Provided data:
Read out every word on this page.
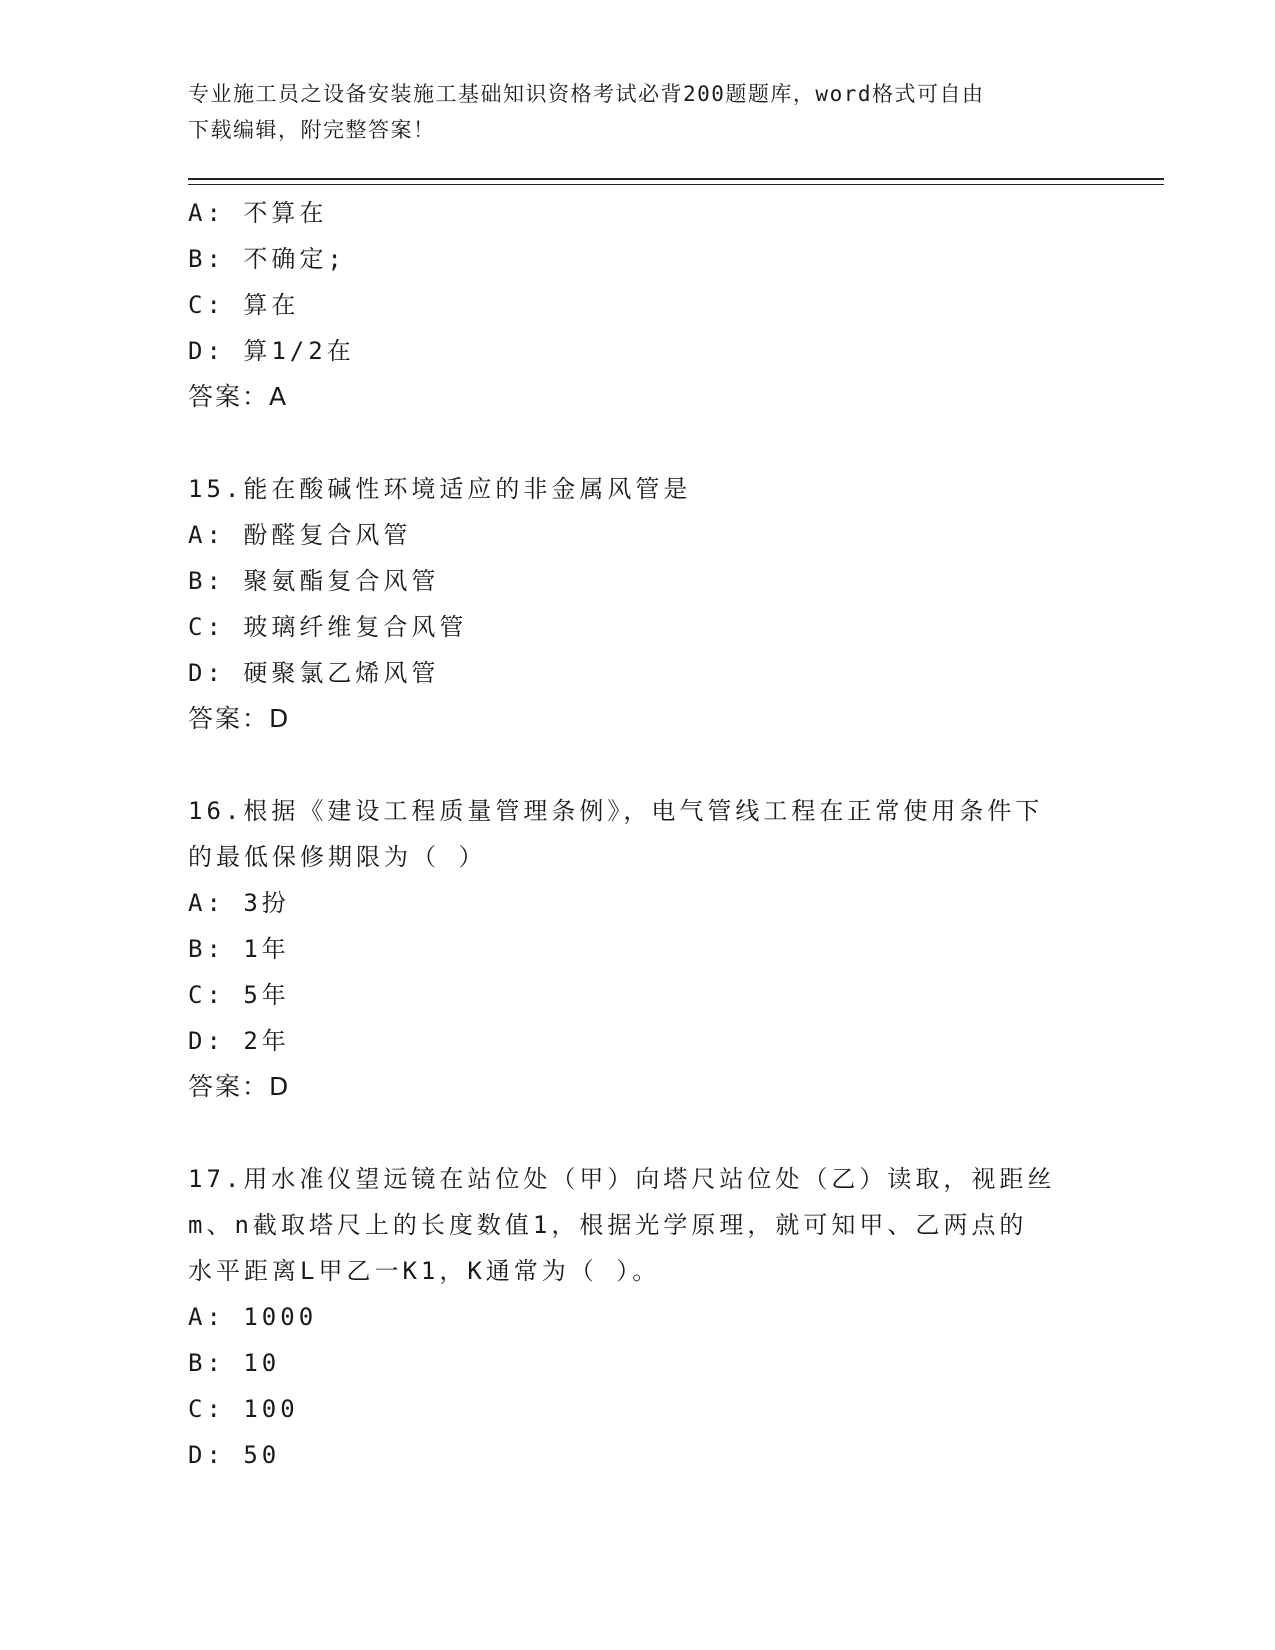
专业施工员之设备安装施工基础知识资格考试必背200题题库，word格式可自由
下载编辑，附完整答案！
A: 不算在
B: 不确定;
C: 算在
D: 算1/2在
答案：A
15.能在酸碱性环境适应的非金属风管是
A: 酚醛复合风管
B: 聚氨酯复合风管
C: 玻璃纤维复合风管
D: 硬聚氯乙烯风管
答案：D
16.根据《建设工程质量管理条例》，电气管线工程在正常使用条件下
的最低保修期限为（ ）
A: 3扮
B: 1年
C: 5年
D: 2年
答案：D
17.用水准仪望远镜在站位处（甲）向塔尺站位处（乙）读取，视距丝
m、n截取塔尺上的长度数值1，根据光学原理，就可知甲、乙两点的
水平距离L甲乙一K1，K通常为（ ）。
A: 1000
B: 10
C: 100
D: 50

* * *

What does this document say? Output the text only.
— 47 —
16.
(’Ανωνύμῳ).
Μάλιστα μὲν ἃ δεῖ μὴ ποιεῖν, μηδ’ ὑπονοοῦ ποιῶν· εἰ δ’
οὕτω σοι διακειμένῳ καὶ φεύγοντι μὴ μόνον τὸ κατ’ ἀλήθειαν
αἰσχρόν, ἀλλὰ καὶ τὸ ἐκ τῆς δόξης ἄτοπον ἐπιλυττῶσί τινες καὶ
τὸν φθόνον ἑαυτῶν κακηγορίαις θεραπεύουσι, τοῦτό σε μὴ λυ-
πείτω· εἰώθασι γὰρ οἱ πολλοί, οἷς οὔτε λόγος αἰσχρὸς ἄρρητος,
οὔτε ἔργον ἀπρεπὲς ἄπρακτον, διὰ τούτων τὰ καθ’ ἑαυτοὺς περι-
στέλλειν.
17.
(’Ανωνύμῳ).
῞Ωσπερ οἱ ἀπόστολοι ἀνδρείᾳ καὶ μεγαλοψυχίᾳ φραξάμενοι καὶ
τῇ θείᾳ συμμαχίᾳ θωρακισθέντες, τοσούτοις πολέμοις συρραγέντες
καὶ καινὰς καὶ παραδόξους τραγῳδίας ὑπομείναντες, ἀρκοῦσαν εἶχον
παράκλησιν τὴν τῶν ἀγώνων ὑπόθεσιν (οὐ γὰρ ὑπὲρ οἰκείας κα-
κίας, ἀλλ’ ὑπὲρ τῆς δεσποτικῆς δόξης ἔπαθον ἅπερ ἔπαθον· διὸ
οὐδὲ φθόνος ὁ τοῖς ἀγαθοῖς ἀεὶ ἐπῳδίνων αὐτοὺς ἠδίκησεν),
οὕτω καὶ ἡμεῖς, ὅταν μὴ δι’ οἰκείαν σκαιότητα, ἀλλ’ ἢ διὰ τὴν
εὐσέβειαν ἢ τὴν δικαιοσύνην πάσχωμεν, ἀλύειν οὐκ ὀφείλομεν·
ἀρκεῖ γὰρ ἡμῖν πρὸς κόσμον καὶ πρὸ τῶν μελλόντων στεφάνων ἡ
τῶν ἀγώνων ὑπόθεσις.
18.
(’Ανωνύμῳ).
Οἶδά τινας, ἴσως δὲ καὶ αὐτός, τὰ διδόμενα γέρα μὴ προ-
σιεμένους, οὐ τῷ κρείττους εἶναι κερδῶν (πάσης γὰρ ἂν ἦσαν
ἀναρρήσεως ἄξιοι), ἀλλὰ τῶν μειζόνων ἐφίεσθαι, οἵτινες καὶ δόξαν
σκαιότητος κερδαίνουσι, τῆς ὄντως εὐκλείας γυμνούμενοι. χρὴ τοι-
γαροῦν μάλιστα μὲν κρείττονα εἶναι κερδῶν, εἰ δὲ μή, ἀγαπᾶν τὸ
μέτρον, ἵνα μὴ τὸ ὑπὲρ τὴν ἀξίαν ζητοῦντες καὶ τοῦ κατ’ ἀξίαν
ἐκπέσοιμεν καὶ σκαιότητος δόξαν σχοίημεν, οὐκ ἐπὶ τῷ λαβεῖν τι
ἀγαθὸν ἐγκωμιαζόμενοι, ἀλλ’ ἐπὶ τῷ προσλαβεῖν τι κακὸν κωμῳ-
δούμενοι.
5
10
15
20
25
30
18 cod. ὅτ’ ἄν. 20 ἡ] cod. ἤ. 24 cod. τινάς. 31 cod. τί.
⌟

Your instructions: Using the listing above, return all lines where the word "ὑπὲρ" occurs.

Finished task:
παράκλησιν τὴν τῶν ἀγώνων ὑπόθεσιν (οὐ γὰρ ὑπὲρ οἰκείας κα-
κίας, ἀλλ’ ὑπὲρ τῆς δεσποτικῆς δόξης ἔπαθον ἅπερ ἔπαθον· διὸ
μέτρον, ἵνα μὴ τὸ ὑπὲρ τὴν ἀξίαν ζητοῦντες καὶ τοῦ κατ’ ἀξίαν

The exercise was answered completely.